= EXERCISE OBJECTIVE =
The entire listing is to be repeated verbatim.
— Begin EXTRACTED RECORDS —
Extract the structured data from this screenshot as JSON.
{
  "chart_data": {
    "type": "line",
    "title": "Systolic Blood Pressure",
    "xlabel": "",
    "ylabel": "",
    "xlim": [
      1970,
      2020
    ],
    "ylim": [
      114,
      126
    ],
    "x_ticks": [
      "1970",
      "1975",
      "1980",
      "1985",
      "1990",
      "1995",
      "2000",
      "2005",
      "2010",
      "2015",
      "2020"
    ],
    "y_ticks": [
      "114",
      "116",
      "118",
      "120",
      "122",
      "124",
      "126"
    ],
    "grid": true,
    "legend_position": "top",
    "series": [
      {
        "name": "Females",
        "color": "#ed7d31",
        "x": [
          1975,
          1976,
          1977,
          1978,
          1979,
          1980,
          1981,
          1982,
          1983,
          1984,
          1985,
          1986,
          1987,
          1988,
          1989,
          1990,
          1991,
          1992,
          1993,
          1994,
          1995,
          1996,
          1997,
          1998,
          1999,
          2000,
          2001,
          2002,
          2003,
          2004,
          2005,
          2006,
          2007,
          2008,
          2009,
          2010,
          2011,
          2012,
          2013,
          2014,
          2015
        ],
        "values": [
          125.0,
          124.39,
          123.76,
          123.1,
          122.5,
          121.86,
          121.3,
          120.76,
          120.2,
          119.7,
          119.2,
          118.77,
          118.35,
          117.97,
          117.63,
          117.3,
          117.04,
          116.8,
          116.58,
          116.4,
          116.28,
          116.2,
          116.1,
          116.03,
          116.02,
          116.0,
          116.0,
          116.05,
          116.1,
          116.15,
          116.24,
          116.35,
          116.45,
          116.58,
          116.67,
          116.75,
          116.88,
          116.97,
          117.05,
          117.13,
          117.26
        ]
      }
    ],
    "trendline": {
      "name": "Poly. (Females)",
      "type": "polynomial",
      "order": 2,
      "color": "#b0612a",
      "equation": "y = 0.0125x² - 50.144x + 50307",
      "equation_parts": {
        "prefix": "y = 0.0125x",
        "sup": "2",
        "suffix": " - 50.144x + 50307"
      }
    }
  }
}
— End EXTRACTED RECORDS —
= CORRECT RESULT =
Extract the structured data from this screenshot as JSON.
{
  "chart_data": {
    "type": "line",
    "title": "Systolic Blood Pressure",
    "xlabel": "",
    "ylabel": "",
    "xlim": [
      1970,
      2020
    ],
    "ylim": [
      114,
      126
    ],
    "x_ticks": [
      "1970",
      "1975",
      "1980",
      "1985",
      "1990",
      "1995",
      "2000",
      "2005",
      "2010",
      "2015",
      "2020"
    ],
    "y_ticks": [
      "114",
      "116",
      "118",
      "120",
      "122",
      "124",
      "126"
    ],
    "grid": true,
    "legend_position": "top",
    "series": [
      {
        "name": "Females",
        "color": "#ed7d31",
        "x": [
          1975,
          1976,
          1977,
          1978,
          1979,
          1980,
          1981,
          1982,
          1983,
          1984,
          1985,
          1986,
          1987,
          1988,
          1989,
          1990,
          1991,
          1992,
          1993,
          1994,
          1995,
          1996,
          1997,
          1998,
          1999,
          2000,
          2001,
          2002,
          2003,
          2004,
          2005,
          2006,
          2007,
          2008,
          2009,
          2010,
          2011,
          2012,
          2013,
          2014,
          2015
        ],
        "values": [
          125.0,
          124.39,
          123.76,
          123.1,
          122.5,
          121.86,
          121.3,
          120.76,
          120.2,
          119.7,
          119.2,
          118.77,
          118.35,
          117.97,
          117.63,
          117.3,
          117.04,
          116.8,
          116.58,
          116.4,
          116.28,
          116.2,
          116.1,
          116.03,
          116.02,
          116.0,
          116.0,
          116.05,
          116.1,
          116.15,
          116.24,
          116.35,
          116.45,
          116.58,
          116.67,
          116.75,
          116.88,
          116.97,
          117.05,
          117.13,
          117.26
        ]
      }
    ],
    "trendline": {
      "name": "Poly. (Females)",
      "type": "polynomial",
      "order": 2,
      "color": "#b0612a",
      "equation": "y = 0.0125x² - 50.144x + 50307",
      "equation_parts": {
        "prefix": "y = 0.0125x",
        "sup": "2",
        "suffix": " - 50.144x + 50307"
      }
    }
  }
}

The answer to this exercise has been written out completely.